Records for this task:
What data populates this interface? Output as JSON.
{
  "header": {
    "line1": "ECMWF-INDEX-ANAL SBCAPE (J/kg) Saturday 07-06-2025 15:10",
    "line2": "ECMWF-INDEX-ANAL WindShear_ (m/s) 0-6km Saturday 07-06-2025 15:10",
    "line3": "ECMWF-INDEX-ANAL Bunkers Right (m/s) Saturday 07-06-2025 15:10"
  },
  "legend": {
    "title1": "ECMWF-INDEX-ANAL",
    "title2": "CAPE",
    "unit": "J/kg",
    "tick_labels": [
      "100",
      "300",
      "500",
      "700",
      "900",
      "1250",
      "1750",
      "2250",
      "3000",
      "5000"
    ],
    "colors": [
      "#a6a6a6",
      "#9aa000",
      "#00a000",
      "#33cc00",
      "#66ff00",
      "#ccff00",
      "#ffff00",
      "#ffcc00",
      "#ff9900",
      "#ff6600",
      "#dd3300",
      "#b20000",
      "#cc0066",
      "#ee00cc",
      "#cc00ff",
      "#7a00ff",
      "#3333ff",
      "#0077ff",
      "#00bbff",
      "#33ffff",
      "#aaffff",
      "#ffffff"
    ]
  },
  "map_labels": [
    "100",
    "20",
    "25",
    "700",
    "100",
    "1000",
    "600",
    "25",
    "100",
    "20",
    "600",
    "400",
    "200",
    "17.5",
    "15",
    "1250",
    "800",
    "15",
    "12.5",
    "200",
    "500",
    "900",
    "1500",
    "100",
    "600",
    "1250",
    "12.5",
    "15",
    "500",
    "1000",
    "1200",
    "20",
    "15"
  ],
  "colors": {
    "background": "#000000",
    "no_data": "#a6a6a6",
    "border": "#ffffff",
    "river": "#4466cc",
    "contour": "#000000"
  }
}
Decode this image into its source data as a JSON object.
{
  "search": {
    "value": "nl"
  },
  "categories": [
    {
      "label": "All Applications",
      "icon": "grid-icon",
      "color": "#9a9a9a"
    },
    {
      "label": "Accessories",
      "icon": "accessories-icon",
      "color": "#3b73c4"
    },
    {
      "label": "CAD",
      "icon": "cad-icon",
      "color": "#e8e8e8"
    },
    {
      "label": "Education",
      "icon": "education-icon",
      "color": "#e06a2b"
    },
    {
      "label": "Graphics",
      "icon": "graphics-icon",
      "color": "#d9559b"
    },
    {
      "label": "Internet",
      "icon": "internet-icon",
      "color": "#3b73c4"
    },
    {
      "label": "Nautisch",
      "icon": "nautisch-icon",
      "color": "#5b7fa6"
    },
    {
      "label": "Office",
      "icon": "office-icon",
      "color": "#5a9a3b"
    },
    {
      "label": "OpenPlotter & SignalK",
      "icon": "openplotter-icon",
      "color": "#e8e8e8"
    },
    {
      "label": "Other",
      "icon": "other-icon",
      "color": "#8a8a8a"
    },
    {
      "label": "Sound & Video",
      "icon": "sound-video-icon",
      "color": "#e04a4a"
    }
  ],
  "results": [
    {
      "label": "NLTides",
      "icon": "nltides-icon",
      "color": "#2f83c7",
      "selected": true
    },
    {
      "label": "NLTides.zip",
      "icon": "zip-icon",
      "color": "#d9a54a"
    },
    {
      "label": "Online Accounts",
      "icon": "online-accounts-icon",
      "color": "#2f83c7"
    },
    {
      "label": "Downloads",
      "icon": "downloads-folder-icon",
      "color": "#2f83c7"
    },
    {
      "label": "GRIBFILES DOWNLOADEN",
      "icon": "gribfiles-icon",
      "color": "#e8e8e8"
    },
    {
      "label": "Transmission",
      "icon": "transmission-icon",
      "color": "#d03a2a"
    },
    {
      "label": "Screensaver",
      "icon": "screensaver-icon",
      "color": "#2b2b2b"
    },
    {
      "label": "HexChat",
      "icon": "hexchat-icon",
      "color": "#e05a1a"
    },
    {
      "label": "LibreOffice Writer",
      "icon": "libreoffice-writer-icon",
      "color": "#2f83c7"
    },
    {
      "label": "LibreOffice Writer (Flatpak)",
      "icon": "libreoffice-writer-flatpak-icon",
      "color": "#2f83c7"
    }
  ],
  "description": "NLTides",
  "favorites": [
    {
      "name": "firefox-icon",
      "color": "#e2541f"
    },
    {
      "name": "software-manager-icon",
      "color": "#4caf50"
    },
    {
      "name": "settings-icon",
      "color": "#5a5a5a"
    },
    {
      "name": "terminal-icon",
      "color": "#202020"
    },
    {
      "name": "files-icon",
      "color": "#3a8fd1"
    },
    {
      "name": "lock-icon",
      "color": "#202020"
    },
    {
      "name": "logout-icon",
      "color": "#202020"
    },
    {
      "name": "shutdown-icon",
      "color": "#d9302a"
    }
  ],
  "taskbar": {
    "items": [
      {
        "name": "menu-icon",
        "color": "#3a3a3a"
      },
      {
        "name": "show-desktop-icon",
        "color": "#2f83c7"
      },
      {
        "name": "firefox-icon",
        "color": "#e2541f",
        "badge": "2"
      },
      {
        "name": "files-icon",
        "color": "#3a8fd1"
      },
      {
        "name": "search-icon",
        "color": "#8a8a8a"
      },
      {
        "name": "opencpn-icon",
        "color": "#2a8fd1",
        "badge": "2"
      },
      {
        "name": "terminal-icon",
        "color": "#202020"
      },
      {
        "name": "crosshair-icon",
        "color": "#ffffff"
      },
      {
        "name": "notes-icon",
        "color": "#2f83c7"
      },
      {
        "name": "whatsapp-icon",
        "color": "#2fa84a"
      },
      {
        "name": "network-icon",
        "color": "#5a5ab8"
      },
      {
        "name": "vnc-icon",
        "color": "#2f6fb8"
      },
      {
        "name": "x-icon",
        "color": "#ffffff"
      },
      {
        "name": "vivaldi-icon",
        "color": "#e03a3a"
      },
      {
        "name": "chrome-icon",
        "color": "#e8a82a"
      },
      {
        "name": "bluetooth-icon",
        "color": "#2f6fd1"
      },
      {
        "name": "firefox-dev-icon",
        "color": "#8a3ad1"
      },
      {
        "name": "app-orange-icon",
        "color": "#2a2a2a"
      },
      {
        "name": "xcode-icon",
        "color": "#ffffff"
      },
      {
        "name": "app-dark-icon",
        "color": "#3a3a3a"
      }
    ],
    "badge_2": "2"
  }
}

The task: Give an exact copy of all the data shown above.

Final result:
What data populates this interface? Output as JSON.
{
  "header": {
    "line1": "ECMWF-INDEX-ANAL SBCAPE (J/kg) Saturday 07-06-2025 15:10",
    "line2": "ECMWF-INDEX-ANAL WindShear_ (m/s) 0-6km Saturday 07-06-2025 15:10",
    "line3": "ECMWF-INDEX-ANAL Bunkers Right (m/s) Saturday 07-06-2025 15:10"
  },
  "legend": {
    "title1": "ECMWF-INDEX-ANAL",
    "title2": "CAPE",
    "unit": "J/kg",
    "tick_labels": [
      "100",
      "300",
      "500",
      "700",
      "900",
      "1250",
      "1750",
      "2250",
      "3000",
      "5000"
    ],
    "colors": [
      "#a6a6a6",
      "#9aa000",
      "#00a000",
      "#33cc00",
      "#66ff00",
      "#ccff00",
      "#ffff00",
      "#ffcc00",
      "#ff9900",
      "#ff6600",
      "#dd3300",
      "#b20000",
      "#cc0066",
      "#ee00cc",
      "#cc00ff",
      "#7a00ff",
      "#3333ff",
      "#0077ff",
      "#00bbff",
      "#33ffff",
      "#aaffff",
      "#ffffff"
    ]
  },
  "map_labels": [
    "100",
    "20",
    "25",
    "700",
    "100",
    "1000",
    "600",
    "25",
    "100",
    "20",
    "600",
    "400",
    "200",
    "17.5",
    "15",
    "1250",
    "800",
    "15",
    "12.5",
    "200",
    "500",
    "900",
    "1500",
    "100",
    "600",
    "1250",
    "12.5",
    "15",
    "500",
    "1000",
    "1200",
    "20",
    "15"
  ],
  "colors": {
    "background": "#000000",
    "no_data": "#a6a6a6",
    "border": "#ffffff",
    "river": "#4466cc",
    "contour": "#000000"
  }
}
Decode this image into its source data as a JSON object.
{
  "search": {
    "value": "nl"
  },
  "categories": [
    {
      "label": "All Applications",
      "icon": "grid-icon",
      "color": "#9a9a9a"
    },
    {
      "label": "Accessories",
      "icon": "accessories-icon",
      "color": "#3b73c4"
    },
    {
      "label": "CAD",
      "icon": "cad-icon",
      "color": "#e8e8e8"
    },
    {
      "label": "Education",
      "icon": "education-icon",
      "color": "#e06a2b"
    },
    {
      "label": "Graphics",
      "icon": "graphics-icon",
      "color": "#d9559b"
    },
    {
      "label": "Internet",
      "icon": "internet-icon",
      "color": "#3b73c4"
    },
    {
      "label": "Nautisch",
      "icon": "nautisch-icon",
      "color": "#5b7fa6"
    },
    {
      "label": "Office",
      "icon": "office-icon",
      "color": "#5a9a3b"
    },
    {
      "label": "OpenPlotter & SignalK",
      "icon": "openplotter-icon",
      "color": "#e8e8e8"
    },
    {
      "label": "Other",
      "icon": "other-icon",
      "color": "#8a8a8a"
    },
    {
      "label": "Sound & Video",
      "icon": "sound-video-icon",
      "color": "#e04a4a"
    }
  ],
  "results": [
    {
      "label": "NLTides",
      "icon": "nltides-icon",
      "color": "#2f83c7",
      "selected": true
    },
    {
      "label": "NLTides.zip",
      "icon": "zip-icon",
      "color": "#d9a54a"
    },
    {
      "label": "Online Accounts",
      "icon": "online-accounts-icon",
      "color": "#2f83c7"
    },
    {
      "label": "Downloads",
      "icon": "downloads-folder-icon",
      "color": "#2f83c7"
    },
    {
      "label": "GRIBFILES DOWNLOADEN",
      "icon": "gribfiles-icon",
      "color": "#e8e8e8"
    },
    {
      "label": "Transmission",
      "icon": "transmission-icon",
      "color": "#d03a2a"
    },
    {
      "label": "Screensaver",
      "icon": "screensaver-icon",
      "color": "#2b2b2b"
    },
    {
      "label": "HexChat",
      "icon": "hexchat-icon",
      "color": "#e05a1a"
    },
    {
      "label": "LibreOffice Writer",
      "icon": "libreoffice-writer-icon",
      "color": "#2f83c7"
    },
    {
      "label": "LibreOffice Writer (Flatpak)",
      "icon": "libreoffice-writer-flatpak-icon",
      "color": "#2f83c7"
    }
  ],
  "description": "NLTides",
  "favorites": [
    {
      "name": "firefox-icon",
      "color": "#e2541f"
    },
    {
      "name": "software-manager-icon",
      "color": "#4caf50"
    },
    {
      "name": "settings-icon",
      "color": "#5a5a5a"
    },
    {
      "name": "terminal-icon",
      "color": "#202020"
    },
    {
      "name": "files-icon",
      "color": "#3a8fd1"
    },
    {
      "name": "lock-icon",
      "color": "#202020"
    },
    {
      "name": "logout-icon",
      "color": "#202020"
    },
    {
      "name": "shutdown-icon",
      "color": "#d9302a"
    }
  ],
  "taskbar": {
    "items": [
      {
        "name": "menu-icon",
        "color": "#3a3a3a"
      },
      {
        "name": "show-desktop-icon",
        "color": "#2f83c7"
      },
      {
        "name": "firefox-icon",
        "color": "#e2541f",
        "badge": "2"
      },
      {
        "name": "files-icon",
        "color": "#3a8fd1"
      },
      {
        "name": "search-icon",
        "color": "#8a8a8a"
      },
      {
        "name": "opencpn-icon",
        "color": "#2a8fd1",
        "badge": "2"
      },
      {
        "name": "terminal-icon",
        "color": "#202020"
      },
      {
        "name": "crosshair-icon",
        "color": "#ffffff"
      },
      {
        "name": "notes-icon",
        "color": "#2f83c7"
      },
      {
        "name": "whatsapp-icon",
        "color": "#2fa84a"
      },
      {
        "name": "network-icon",
        "color": "#5a5ab8"
      },
      {
        "name": "vnc-icon",
        "color": "#2f6fb8"
      },
      {
        "name": "x-icon",
        "color": "#ffffff"
      },
      {
        "name": "vivaldi-icon",
        "color": "#e03a3a"
      },
      {
        "name": "chrome-icon",
        "color": "#e8a82a"
      },
      {
        "name": "bluetooth-icon",
        "color": "#2f6fd1"
      },
      {
        "name": "firefox-dev-icon",
        "color": "#8a3ad1"
      },
      {
        "name": "app-orange-icon",
        "color": "#2a2a2a"
      },
      {
        "name": "xcode-icon",
        "color": "#ffffff"
      },
      {
        "name": "app-dark-icon",
        "color": "#3a3a3a"
      }
    ],
    "badge_2": "2"
  }
}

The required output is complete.